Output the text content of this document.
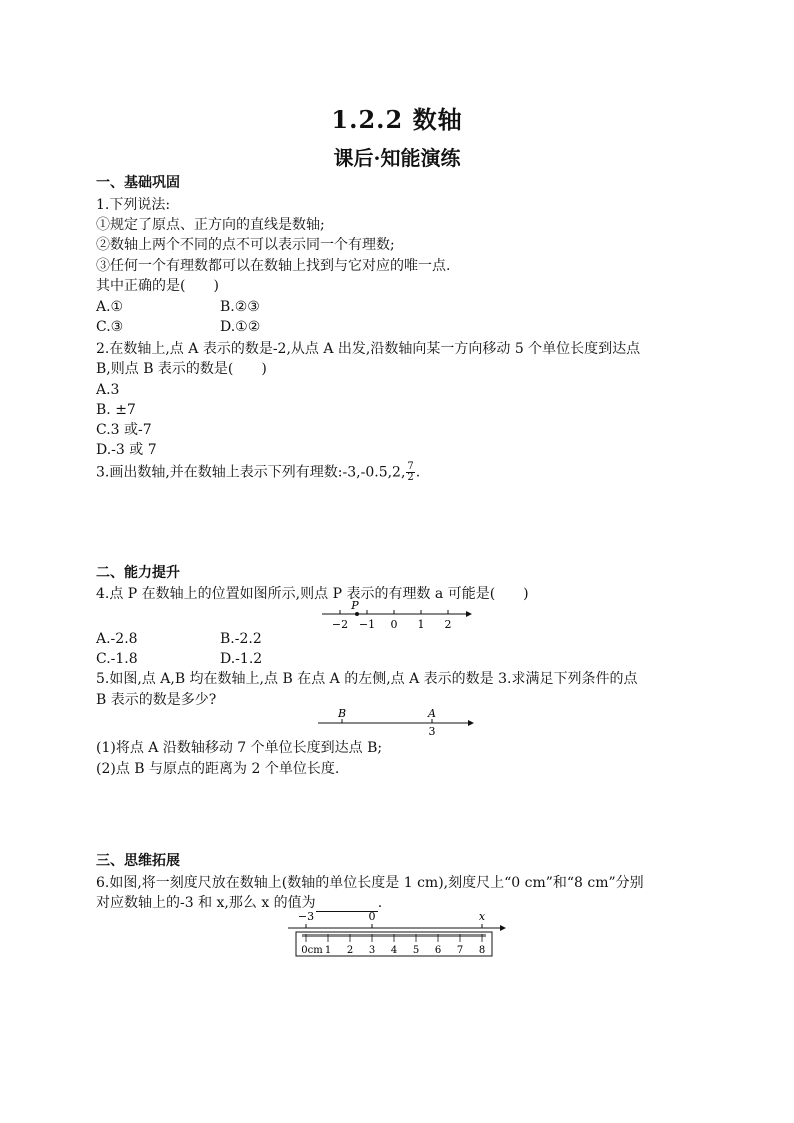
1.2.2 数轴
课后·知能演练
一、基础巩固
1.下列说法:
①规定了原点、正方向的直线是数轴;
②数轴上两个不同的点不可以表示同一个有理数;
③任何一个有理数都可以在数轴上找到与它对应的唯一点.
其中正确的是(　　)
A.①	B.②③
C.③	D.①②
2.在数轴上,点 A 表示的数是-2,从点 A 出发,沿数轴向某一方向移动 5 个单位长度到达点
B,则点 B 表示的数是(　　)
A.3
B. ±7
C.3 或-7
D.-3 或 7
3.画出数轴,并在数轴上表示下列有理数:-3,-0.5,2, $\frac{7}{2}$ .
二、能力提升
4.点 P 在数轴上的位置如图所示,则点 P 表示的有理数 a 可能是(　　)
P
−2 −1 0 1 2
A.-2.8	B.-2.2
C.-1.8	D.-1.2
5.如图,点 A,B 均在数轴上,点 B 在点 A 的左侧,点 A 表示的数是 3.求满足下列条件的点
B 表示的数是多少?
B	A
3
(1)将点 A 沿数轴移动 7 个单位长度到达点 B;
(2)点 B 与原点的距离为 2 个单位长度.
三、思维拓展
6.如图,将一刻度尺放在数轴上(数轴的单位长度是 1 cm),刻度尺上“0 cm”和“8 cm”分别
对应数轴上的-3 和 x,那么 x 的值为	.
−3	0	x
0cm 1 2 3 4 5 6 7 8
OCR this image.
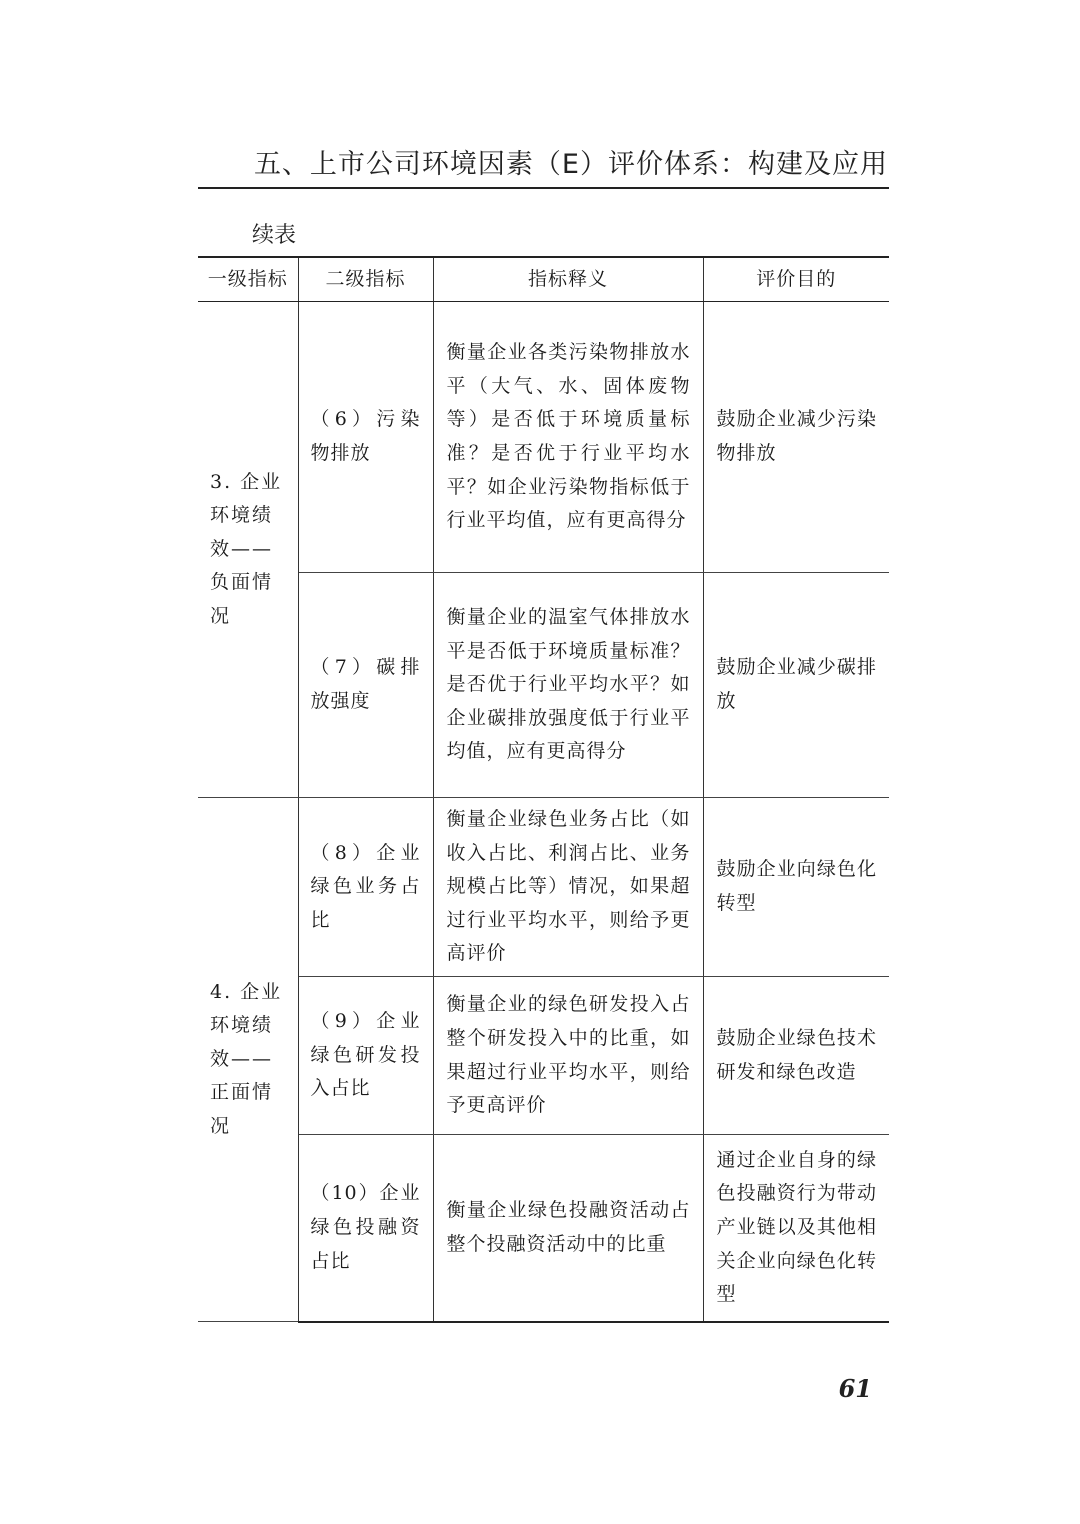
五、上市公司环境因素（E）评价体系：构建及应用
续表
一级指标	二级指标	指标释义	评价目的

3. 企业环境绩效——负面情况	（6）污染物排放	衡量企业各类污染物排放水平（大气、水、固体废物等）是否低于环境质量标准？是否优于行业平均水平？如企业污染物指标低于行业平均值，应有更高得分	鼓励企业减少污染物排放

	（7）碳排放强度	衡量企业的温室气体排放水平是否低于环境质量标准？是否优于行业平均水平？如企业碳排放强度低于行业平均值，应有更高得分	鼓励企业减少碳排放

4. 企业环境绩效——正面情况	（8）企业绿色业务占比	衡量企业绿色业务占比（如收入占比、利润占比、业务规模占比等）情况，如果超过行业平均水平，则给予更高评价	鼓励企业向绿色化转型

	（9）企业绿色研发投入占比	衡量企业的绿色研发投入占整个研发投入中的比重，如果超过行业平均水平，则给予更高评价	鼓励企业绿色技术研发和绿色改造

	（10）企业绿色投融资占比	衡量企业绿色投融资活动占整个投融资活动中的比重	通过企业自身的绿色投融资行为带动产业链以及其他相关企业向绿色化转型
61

··········

WRITTEN PROBLEM: Return nothing except the number of lines that include the string "企业环境绩效".

THE OUTPUT: 2